== Entries supplied ==

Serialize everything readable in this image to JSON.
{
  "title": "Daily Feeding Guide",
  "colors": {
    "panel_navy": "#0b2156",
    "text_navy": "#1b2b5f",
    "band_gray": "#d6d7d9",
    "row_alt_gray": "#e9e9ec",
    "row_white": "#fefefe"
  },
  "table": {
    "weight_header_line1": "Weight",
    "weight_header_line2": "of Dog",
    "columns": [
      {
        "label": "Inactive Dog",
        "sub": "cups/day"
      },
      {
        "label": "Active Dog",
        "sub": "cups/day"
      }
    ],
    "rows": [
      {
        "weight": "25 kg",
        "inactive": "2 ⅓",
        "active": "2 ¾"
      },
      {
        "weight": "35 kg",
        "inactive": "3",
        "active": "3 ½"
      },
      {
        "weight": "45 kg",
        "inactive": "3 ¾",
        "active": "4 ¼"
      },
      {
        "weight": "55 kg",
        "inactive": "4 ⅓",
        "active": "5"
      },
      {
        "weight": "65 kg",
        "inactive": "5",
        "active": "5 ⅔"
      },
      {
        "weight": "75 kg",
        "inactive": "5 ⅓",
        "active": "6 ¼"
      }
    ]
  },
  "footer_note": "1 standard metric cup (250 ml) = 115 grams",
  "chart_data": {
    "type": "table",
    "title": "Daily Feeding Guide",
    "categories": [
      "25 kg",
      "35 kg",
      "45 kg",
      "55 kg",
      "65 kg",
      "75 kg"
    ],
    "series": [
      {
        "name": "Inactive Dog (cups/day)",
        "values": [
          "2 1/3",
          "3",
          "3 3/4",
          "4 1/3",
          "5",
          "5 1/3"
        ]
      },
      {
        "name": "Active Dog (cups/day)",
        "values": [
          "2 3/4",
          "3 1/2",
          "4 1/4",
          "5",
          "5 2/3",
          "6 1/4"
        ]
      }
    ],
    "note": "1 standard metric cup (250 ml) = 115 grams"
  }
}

===

__What is being asked__
All of the entries above should be written out again exactly.

__The output__
Serialize everything readable in this image to JSON.
{
  "title": "Daily Feeding Guide",
  "colors": {
    "panel_navy": "#0b2156",
    "text_navy": "#1b2b5f",
    "band_gray": "#d6d7d9",
    "row_alt_gray": "#e9e9ec",
    "row_white": "#fefefe"
  },
  "table": {
    "weight_header_line1": "Weight",
    "weight_header_line2": "of Dog",
    "columns": [
      {
        "label": "Inactive Dog",
        "sub": "cups/day"
      },
      {
        "label": "Active Dog",
        "sub": "cups/day"
      }
    ],
    "rows": [
      {
        "weight": "25 kg",
        "inactive": "2 ⅓",
        "active": "2 ¾"
      },
      {
        "weight": "35 kg",
        "inactive": "3",
        "active": "3 ½"
      },
      {
        "weight": "45 kg",
        "inactive": "3 ¾",
        "active": "4 ¼"
      },
      {
        "weight": "55 kg",
        "inactive": "4 ⅓",
        "active": "5"
      },
      {
        "weight": "65 kg",
        "inactive": "5",
        "active": "5 ⅔"
      },
      {
        "weight": "75 kg",
        "inactive": "5 ⅓",
        "active": "6 ¼"
      }
    ]
  },
  "footer_note": "1 standard metric cup (250 ml) = 115 grams",
  "chart_data": {
    "type": "table",
    "title": "Daily Feeding Guide",
    "categories": [
      "25 kg",
      "35 kg",
      "45 kg",
      "55 kg",
      "65 kg",
      "75 kg"
    ],
    "series": [
      {
        "name": "Inactive Dog (cups/day)",
        "values": [
          "2 1/3",
          "3",
          "3 3/4",
          "4 1/3",
          "5",
          "5 1/3"
        ]
      },
      {
        "name": "Active Dog (cups/day)",
        "values": [
          "2 3/4",
          "3 1/2",
          "4 1/4",
          "5",
          "5 2/3",
          "6 1/4"
        ]
      }
    ],
    "note": "1 standard metric cup (250 ml) = 115 grams"
  }
}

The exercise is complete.